Set task
In this exercise, reproduce all the entries that follow exactly.

Supplied records

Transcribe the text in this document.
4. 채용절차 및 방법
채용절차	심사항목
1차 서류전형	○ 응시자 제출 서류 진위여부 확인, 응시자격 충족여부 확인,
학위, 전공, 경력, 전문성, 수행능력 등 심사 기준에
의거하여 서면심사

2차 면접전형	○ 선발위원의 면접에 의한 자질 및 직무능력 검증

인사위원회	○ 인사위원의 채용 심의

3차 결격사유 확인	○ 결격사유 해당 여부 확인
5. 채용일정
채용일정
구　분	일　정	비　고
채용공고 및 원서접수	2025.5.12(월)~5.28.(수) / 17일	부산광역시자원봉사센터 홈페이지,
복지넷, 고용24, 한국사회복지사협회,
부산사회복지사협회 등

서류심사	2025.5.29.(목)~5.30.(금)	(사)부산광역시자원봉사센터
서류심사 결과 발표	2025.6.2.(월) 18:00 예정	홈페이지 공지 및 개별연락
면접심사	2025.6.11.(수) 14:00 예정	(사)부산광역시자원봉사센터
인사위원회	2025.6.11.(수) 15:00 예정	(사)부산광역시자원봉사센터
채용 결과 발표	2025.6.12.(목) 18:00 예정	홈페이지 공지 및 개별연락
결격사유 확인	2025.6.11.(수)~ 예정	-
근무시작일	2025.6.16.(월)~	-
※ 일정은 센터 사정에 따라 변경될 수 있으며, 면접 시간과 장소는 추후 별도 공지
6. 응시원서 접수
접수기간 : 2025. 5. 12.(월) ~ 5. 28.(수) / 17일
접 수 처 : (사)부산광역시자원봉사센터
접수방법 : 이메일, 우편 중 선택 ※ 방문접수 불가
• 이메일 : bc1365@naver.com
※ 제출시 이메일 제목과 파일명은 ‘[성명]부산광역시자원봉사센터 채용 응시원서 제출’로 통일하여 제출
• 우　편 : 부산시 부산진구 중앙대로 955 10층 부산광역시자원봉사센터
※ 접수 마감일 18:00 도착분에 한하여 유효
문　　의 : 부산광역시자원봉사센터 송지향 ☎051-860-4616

Solution to the problem
Transcribe the text in this document.
4. 채용절차 및 방법
채용절차	심사항목
1차 서류전형	○ 응시자 제출 서류 진위여부 확인, 응시자격 충족여부 확인,
학위, 전공, 경력, 전문성, 수행능력 등 심사 기준에
의거하여 서면심사

2차 면접전형	○ 선발위원의 면접에 의한 자질 및 직무능력 검증

인사위원회	○ 인사위원의 채용 심의

3차 결격사유 확인	○ 결격사유 해당 여부 확인
5. 채용일정
채용일정
구　분	일　정	비　고
채용공고 및 원서접수	2025.5.12(월)~5.28.(수) / 17일	부산광역시자원봉사센터 홈페이지,
복지넷, 고용24, 한국사회복지사협회,
부산사회복지사협회 등

서류심사	2025.5.29.(목)~5.30.(금)	(사)부산광역시자원봉사센터
서류심사 결과 발표	2025.6.2.(월) 18:00 예정	홈페이지 공지 및 개별연락
면접심사	2025.6.11.(수) 14:00 예정	(사)부산광역시자원봉사센터
인사위원회	2025.6.11.(수) 15:00 예정	(사)부산광역시자원봉사센터
채용 결과 발표	2025.6.12.(목) 18:00 예정	홈페이지 공지 및 개별연락
결격사유 확인	2025.6.11.(수)~ 예정	-
근무시작일	2025.6.16.(월)~	-
※ 일정은 센터 사정에 따라 변경될 수 있으며, 면접 시간과 장소는 추후 별도 공지
6. 응시원서 접수
접수기간 : 2025. 5. 12.(월) ~ 5. 28.(수) / 17일
접 수 처 : (사)부산광역시자원봉사센터
접수방법 : 이메일, 우편 중 선택 ※ 방문접수 불가
• 이메일 : bc1365@naver.com
※ 제출시 이메일 제목과 파일명은 ‘[성명]부산광역시자원봉사센터 채용 응시원서 제출’로 통일하여 제출
• 우　편 : 부산시 부산진구 중앙대로 955 10층 부산광역시자원봉사센터
※ 접수 마감일 18:00 도착분에 한하여 유효
문　　의 : 부산광역시자원봉사센터 송지향 ☎051-860-4616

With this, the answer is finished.